Reproduce the listing below without changes, except that pictures are left out.
---------- DATA LISTING ----------
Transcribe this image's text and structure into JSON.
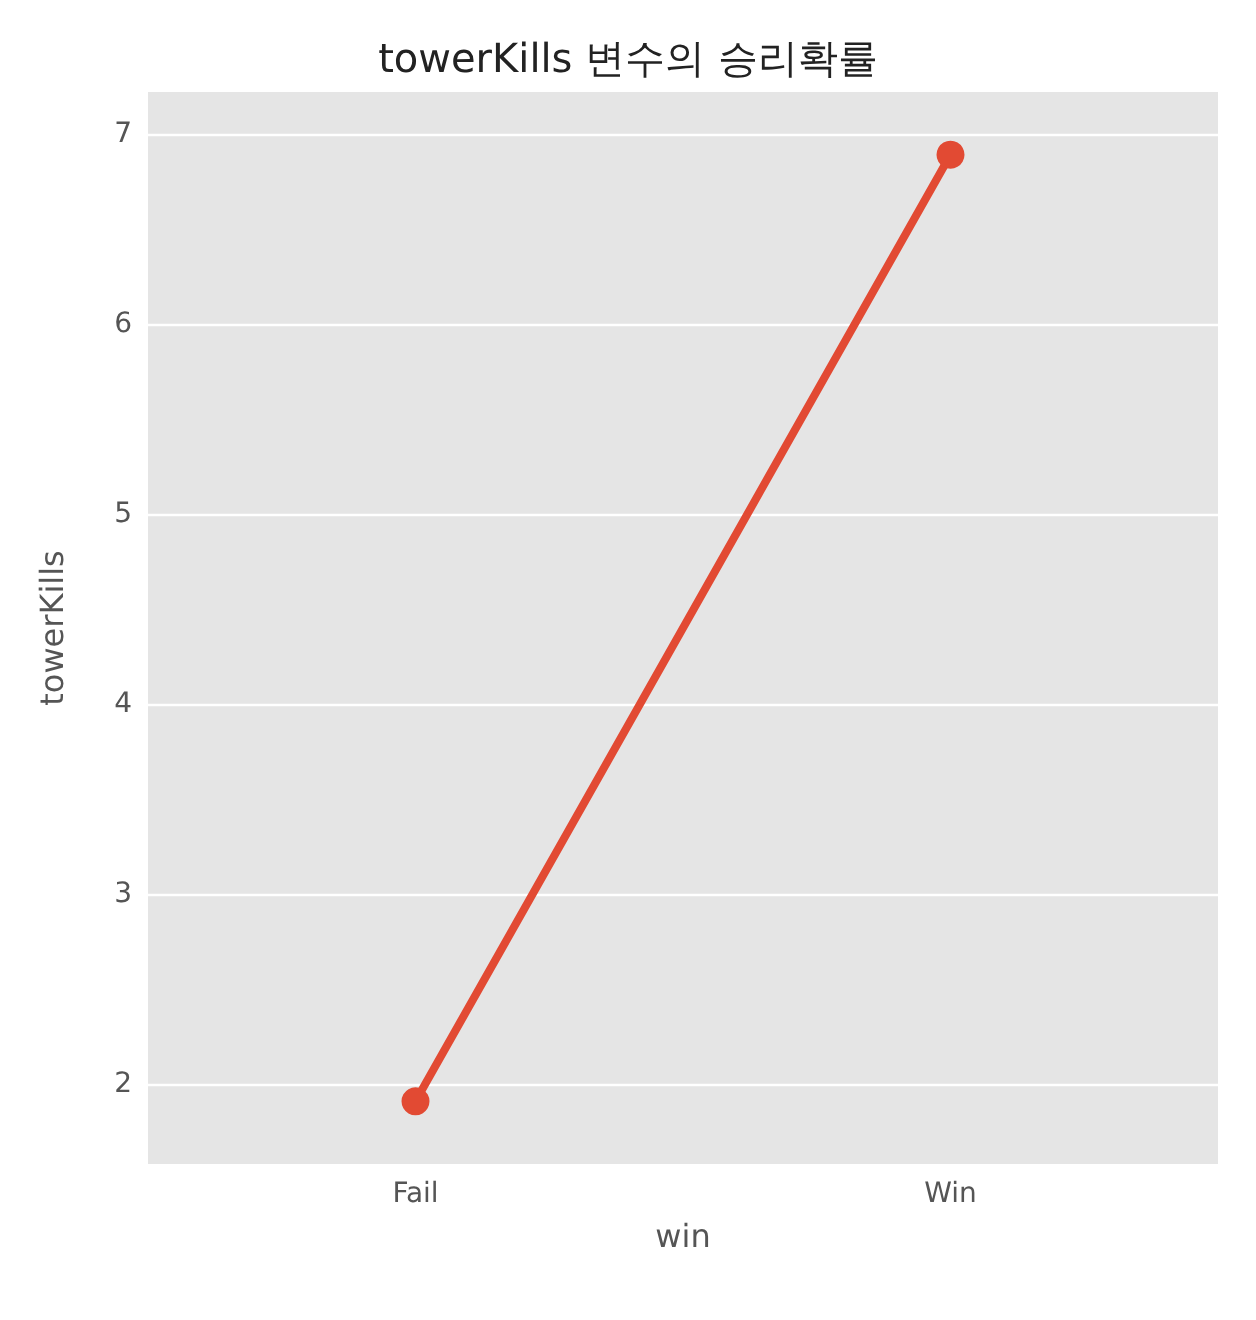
{
  "chart_data": {
    "type": "line",
    "title": "towerKills 변수의 승리확률",
    "xlabel": "win",
    "ylabel": "towerKills",
    "categories": [
      "Fail",
      "Win"
    ],
    "series": [
      {
        "color": "#e24a33",
        "values": [
          1.91,
          6.89
        ]
      }
    ],
    "ylim": [
      1.58,
      7.22
    ],
    "yticks": [
      2,
      3,
      4,
      5,
      6,
      7
    ],
    "grid": "y",
    "marker": "circle",
    "line_style": "solid"
  }
}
----------
**RESPONSE FOR THIS EXERCISE**.
Transcribe this image's text and structure into JSON.
{
  "chart_data": {
    "type": "line",
    "title": "towerKills 변수의 승리확률",
    "xlabel": "win",
    "ylabel": "towerKills",
    "categories": [
      "Fail",
      "Win"
    ],
    "series": [
      {
        "color": "#e24a33",
        "values": [
          1.91,
          6.89
        ]
      }
    ],
    "ylim": [
      1.58,
      7.22
    ],
    "yticks": [
      2,
      3,
      4,
      5,
      6,
      7
    ],
    "grid": "y",
    "marker": "circle",
    "line_style": "solid"
  }
}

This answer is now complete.